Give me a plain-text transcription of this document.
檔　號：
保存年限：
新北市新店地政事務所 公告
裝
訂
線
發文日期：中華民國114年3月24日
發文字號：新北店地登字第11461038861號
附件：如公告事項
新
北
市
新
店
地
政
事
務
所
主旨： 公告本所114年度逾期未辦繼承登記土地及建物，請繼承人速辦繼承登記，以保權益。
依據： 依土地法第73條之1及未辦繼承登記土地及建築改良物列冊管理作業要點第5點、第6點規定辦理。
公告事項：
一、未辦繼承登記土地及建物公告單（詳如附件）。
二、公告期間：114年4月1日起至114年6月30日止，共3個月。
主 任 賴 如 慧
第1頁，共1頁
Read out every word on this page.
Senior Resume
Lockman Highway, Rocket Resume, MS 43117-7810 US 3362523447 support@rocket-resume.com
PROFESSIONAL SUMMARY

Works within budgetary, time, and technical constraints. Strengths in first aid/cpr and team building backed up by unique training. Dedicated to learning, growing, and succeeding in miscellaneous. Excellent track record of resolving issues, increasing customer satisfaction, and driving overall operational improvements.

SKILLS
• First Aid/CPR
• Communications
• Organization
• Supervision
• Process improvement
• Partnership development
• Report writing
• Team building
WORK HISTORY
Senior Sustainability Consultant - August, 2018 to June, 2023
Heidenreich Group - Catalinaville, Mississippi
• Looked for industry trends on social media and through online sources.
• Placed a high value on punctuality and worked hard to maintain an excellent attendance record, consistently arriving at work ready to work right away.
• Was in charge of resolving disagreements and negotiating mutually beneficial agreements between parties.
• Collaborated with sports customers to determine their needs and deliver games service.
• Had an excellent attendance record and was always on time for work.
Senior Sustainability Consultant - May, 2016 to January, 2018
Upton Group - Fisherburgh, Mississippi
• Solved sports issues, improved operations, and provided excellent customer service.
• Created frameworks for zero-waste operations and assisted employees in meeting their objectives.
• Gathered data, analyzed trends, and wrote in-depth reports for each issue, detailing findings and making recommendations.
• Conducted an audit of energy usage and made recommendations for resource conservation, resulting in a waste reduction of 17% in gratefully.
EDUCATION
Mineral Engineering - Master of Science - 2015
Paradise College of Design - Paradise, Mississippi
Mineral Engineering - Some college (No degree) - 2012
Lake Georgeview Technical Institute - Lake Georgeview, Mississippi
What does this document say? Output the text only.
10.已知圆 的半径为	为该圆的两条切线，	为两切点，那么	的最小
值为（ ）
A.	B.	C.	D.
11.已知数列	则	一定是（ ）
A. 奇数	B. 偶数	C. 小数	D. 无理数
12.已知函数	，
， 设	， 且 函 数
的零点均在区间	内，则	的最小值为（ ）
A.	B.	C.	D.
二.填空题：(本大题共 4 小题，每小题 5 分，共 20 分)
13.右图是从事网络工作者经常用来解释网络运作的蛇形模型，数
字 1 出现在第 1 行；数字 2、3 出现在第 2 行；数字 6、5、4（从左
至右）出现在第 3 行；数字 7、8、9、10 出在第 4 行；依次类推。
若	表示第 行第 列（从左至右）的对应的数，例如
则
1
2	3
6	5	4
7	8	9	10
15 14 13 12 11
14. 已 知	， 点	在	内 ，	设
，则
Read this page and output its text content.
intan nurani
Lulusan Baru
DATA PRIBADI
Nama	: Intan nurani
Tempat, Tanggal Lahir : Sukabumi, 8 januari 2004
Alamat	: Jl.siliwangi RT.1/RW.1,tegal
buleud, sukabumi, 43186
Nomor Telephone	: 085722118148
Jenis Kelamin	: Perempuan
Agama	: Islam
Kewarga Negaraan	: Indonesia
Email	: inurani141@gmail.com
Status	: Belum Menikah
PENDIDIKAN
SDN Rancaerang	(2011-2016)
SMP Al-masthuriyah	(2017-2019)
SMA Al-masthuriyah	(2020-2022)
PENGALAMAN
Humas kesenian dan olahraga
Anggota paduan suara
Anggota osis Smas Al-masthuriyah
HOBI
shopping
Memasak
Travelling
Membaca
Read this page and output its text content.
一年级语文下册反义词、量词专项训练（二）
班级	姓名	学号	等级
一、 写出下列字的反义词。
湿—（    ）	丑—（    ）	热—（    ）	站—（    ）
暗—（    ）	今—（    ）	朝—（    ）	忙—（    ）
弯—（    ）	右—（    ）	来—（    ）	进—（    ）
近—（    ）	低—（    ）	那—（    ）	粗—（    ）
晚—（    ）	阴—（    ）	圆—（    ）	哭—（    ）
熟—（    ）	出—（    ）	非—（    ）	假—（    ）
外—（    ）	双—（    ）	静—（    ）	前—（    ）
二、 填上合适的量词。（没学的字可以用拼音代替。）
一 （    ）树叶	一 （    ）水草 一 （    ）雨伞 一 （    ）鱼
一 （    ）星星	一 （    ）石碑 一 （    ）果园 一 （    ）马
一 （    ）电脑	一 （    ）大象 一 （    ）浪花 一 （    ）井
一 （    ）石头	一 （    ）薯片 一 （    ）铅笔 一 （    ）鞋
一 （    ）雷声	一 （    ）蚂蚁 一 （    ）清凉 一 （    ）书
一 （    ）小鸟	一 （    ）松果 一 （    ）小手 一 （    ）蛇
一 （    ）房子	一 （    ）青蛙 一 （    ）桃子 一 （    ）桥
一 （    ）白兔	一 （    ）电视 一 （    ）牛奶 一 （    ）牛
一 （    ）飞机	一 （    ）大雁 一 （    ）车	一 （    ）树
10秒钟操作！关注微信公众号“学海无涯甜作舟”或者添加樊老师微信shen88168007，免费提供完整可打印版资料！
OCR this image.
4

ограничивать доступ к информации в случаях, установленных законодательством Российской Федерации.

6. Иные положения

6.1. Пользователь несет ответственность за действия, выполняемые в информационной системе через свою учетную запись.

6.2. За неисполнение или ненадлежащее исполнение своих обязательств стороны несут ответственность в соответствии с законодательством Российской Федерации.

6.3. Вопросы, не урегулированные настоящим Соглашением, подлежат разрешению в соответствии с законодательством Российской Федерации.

━━━━━━━━

◆ **Task brief**
From the listing above, copy every line that includes the word "Group".

◆ **Answer to the problem**
Heidenreich Group - Catalinaville, Mississippi
Upton Group - Fisherburgh, Mississippi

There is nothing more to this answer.